=== YOUR OBJECTIVE ===
Retype the data from the first line through the line containing "method-text: метод [401, 119, 423, 129]", both lines included, without any changes.
--- START EXERCISE DATA ---
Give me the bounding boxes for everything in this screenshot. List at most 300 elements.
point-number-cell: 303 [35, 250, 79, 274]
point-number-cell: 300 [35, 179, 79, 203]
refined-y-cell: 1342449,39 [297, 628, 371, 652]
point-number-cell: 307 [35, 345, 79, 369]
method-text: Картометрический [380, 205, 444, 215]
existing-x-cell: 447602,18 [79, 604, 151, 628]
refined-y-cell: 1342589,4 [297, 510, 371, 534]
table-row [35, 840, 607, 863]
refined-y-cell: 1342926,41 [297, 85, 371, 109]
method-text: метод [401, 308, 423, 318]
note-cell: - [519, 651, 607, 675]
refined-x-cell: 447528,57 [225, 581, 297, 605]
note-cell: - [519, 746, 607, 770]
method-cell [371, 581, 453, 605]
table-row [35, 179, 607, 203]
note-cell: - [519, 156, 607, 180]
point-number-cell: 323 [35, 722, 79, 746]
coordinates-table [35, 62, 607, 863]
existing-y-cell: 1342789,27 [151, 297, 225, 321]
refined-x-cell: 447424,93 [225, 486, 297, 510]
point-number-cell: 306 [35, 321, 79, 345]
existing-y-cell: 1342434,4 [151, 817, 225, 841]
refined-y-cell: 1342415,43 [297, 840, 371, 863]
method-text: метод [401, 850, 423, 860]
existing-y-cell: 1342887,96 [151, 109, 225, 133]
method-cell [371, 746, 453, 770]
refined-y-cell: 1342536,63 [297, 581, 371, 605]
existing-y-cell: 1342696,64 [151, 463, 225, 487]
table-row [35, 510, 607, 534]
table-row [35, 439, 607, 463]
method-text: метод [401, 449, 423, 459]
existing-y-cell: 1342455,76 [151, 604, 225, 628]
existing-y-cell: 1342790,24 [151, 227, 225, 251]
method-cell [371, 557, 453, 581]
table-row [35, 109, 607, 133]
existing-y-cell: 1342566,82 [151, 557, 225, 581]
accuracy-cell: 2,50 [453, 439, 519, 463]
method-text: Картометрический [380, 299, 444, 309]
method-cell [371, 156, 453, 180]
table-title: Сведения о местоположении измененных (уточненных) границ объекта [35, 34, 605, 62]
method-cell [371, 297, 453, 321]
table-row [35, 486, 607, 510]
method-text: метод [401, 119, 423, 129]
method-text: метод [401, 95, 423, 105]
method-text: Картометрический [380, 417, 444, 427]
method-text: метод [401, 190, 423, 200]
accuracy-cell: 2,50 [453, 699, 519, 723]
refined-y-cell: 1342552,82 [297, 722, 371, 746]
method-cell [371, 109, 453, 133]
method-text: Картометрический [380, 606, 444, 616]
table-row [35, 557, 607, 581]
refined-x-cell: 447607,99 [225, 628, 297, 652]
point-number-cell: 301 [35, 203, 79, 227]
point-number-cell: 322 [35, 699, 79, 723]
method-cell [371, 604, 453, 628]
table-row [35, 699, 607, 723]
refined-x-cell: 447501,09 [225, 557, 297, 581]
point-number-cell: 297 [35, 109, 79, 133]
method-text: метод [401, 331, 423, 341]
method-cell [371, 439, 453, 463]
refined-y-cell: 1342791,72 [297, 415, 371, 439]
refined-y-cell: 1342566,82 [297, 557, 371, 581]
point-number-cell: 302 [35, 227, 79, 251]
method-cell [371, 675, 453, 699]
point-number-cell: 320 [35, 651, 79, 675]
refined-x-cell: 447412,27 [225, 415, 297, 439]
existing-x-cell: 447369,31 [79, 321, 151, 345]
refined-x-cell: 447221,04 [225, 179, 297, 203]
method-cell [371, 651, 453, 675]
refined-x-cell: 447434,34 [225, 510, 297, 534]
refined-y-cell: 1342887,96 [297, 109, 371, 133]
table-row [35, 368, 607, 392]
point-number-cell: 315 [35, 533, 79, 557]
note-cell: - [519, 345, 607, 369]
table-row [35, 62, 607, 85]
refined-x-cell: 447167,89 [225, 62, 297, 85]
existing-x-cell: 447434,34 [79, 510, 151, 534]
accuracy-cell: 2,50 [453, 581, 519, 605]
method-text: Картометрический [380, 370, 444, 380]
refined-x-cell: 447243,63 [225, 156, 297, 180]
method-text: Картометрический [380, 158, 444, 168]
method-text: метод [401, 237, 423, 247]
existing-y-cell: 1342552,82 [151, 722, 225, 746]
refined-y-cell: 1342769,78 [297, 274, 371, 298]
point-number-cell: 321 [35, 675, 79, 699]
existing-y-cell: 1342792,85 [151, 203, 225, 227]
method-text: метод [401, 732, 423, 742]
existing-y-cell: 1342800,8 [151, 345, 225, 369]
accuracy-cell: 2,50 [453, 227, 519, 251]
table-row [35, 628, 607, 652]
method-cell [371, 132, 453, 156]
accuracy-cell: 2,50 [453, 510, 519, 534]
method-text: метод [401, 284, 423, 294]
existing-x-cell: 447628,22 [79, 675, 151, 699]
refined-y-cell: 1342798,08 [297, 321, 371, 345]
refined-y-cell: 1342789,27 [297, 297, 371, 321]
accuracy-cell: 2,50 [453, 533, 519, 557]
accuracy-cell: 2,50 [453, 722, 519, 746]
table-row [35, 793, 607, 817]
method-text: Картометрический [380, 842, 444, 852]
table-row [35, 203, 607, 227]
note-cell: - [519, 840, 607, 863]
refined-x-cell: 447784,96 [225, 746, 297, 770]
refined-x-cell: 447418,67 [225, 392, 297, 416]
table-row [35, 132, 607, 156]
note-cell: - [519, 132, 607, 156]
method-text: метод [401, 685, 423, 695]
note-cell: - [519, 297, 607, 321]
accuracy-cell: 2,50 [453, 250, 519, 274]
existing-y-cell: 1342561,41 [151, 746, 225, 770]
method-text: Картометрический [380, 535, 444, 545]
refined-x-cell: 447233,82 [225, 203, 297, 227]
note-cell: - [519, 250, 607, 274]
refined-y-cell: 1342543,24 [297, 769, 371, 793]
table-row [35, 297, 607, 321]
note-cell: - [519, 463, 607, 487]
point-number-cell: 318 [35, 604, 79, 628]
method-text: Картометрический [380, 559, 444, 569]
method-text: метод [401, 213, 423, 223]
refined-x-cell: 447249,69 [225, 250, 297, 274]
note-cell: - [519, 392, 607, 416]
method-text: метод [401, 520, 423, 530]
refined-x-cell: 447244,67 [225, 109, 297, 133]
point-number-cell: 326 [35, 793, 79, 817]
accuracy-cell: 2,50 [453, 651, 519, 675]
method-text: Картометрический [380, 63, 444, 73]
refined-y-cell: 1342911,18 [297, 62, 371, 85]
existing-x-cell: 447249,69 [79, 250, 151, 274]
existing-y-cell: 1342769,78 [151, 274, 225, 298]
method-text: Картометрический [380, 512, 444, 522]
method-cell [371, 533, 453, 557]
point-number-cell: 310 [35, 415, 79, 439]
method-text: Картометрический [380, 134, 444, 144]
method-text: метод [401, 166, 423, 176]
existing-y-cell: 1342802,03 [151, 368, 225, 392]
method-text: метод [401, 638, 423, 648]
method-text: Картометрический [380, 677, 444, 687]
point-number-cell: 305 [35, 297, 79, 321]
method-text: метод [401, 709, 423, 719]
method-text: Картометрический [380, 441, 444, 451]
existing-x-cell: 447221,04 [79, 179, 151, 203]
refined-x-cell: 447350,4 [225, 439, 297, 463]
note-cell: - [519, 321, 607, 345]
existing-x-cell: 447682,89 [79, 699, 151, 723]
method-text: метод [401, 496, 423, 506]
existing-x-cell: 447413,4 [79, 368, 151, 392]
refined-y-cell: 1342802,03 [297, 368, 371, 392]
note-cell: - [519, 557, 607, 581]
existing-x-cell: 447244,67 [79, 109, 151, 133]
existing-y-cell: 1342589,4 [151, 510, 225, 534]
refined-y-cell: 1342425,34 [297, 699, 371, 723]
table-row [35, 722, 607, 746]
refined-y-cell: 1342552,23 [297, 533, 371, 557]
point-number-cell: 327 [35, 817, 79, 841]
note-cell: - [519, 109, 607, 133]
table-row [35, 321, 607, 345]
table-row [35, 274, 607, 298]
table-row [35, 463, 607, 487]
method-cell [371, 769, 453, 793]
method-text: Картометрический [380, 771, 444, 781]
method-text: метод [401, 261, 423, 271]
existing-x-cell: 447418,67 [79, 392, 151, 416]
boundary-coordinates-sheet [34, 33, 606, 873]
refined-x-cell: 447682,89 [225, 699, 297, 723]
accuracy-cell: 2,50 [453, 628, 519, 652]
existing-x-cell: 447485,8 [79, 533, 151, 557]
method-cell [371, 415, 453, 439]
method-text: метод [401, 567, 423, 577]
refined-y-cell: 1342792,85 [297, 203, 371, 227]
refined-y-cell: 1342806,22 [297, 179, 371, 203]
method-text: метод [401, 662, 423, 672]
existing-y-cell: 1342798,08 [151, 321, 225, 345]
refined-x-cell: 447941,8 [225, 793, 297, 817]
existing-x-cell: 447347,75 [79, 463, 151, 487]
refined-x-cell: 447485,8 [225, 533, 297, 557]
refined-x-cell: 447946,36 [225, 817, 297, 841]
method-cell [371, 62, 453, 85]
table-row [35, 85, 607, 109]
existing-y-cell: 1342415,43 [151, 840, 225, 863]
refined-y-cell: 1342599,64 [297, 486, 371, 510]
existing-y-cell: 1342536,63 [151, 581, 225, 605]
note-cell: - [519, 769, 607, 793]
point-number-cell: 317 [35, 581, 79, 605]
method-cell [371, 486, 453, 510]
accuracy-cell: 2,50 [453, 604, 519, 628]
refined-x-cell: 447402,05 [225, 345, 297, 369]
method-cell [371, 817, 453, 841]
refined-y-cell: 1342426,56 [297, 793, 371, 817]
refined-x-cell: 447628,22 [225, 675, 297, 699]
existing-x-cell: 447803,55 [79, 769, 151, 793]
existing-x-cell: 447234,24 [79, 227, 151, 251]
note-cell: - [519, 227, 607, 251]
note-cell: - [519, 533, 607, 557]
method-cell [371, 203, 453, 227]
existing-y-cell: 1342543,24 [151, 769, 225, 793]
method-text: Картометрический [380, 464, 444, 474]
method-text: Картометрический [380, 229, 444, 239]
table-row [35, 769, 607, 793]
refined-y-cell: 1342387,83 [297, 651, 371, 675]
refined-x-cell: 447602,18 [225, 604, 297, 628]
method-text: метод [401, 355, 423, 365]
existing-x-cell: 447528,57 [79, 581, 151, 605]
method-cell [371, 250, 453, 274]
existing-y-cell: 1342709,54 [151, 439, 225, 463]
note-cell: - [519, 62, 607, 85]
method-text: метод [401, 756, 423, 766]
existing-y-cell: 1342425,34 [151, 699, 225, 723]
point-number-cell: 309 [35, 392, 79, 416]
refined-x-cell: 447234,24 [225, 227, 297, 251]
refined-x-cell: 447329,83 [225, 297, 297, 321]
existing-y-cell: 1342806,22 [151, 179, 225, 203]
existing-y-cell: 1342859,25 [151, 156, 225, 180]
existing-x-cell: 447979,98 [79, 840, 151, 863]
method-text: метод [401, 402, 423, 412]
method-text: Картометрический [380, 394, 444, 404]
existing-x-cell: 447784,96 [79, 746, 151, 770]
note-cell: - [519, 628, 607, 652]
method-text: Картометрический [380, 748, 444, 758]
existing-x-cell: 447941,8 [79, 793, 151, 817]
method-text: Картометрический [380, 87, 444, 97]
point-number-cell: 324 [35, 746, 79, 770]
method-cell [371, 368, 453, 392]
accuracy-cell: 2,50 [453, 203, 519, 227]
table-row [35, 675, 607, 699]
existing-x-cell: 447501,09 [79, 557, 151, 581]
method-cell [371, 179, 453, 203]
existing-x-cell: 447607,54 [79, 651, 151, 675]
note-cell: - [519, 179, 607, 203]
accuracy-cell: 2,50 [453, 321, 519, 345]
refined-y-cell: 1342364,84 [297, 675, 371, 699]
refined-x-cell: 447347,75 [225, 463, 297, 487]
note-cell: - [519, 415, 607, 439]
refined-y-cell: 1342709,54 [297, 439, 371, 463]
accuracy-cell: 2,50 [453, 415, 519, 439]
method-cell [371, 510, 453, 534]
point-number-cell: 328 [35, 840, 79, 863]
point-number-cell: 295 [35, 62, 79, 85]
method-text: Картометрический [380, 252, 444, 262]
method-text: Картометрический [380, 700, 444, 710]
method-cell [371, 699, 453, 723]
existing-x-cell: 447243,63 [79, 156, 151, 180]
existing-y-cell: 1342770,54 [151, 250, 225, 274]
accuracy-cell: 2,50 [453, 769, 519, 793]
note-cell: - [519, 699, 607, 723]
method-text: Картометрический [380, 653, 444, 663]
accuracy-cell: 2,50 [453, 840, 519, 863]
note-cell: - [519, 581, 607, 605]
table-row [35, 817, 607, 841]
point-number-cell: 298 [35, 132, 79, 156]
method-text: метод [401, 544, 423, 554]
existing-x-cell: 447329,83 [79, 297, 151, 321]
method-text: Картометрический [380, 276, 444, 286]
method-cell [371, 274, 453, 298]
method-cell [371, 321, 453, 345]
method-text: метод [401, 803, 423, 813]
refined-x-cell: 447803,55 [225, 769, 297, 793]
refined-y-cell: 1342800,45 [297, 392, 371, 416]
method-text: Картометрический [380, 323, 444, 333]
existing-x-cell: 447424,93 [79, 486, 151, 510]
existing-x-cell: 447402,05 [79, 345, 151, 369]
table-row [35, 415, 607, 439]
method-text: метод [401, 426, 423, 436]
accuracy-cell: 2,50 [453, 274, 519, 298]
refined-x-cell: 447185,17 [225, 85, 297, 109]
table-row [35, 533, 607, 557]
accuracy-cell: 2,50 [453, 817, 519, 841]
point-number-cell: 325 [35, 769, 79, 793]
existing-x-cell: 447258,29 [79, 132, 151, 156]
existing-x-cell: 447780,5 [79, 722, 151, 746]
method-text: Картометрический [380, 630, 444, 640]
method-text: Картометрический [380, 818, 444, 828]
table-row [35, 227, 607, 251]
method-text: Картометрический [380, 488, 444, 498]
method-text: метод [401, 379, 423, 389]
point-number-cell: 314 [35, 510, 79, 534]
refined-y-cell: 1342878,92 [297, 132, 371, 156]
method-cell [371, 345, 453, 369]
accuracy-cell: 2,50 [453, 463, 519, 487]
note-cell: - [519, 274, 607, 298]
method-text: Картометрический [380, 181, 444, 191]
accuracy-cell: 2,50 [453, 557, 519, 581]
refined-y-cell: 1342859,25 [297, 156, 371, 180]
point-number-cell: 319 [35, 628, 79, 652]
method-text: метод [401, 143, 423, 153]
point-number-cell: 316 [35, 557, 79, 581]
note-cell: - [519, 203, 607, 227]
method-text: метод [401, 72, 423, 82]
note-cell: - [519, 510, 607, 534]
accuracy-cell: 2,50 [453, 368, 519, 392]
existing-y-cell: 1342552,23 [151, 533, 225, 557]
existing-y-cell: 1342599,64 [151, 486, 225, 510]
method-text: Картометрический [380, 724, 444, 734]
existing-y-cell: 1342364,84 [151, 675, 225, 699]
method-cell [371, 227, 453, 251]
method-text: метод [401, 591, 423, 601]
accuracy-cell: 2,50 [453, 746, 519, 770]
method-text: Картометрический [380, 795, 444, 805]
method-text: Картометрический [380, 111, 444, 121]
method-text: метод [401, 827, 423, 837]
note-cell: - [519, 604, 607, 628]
--- END EXERCISE DATA ---
=== CORRECT OUTPUT ===
Give me the bounding boxes for everything in this screenshot. List at most 300 elements.
point-number-cell: 303 [35, 250, 79, 274]
point-number-cell: 300 [35, 179, 79, 203]
refined-y-cell: 1342449,39 [297, 628, 371, 652]
point-number-cell: 307 [35, 345, 79, 369]
method-text: Картометрический [380, 205, 444, 215]
existing-x-cell: 447602,18 [79, 604, 151, 628]
refined-y-cell: 1342589,4 [297, 510, 371, 534]
table-row [35, 840, 607, 863]
refined-y-cell: 1342926,41 [297, 85, 371, 109]
method-text: метод [401, 308, 423, 318]
note-cell: - [519, 651, 607, 675]
refined-x-cell: 447528,57 [225, 581, 297, 605]
note-cell: - [519, 746, 607, 770]
method-cell [371, 581, 453, 605]
table-row [35, 179, 607, 203]
note-cell: - [519, 156, 607, 180]
point-number-cell: 323 [35, 722, 79, 746]
coordinates-table [35, 62, 607, 863]
existing-y-cell: 1342789,27 [151, 297, 225, 321]
refined-x-cell: 447424,93 [225, 486, 297, 510]
point-number-cell: 306 [35, 321, 79, 345]
existing-y-cell: 1342434,4 [151, 817, 225, 841]
refined-y-cell: 1342415,43 [297, 840, 371, 863]
method-text: метод [401, 850, 423, 860]
existing-y-cell: 1342887,96 [151, 109, 225, 133]
method-cell [371, 746, 453, 770]
refined-y-cell: 1342536,63 [297, 581, 371, 605]
existing-y-cell: 1342696,64 [151, 463, 225, 487]
table-row [35, 510, 607, 534]
table-row [35, 439, 607, 463]
method-text: метод [401, 449, 423, 459]
existing-y-cell: 1342455,76 [151, 604, 225, 628]
existing-y-cell: 1342790,24 [151, 227, 225, 251]
method-cell [371, 557, 453, 581]
table-row [35, 109, 607, 133]
existing-y-cell: 1342566,82 [151, 557, 225, 581]
accuracy-cell: 2,50 [453, 439, 519, 463]
method-text: Картометрический [380, 299, 444, 309]
method-cell [371, 156, 453, 180]
table-title: Сведения о местоположении измененных (уточненных) границ объекта [35, 34, 605, 62]
method-cell [371, 297, 453, 321]
table-row [35, 486, 607, 510]
method-text: метод [401, 119, 423, 129]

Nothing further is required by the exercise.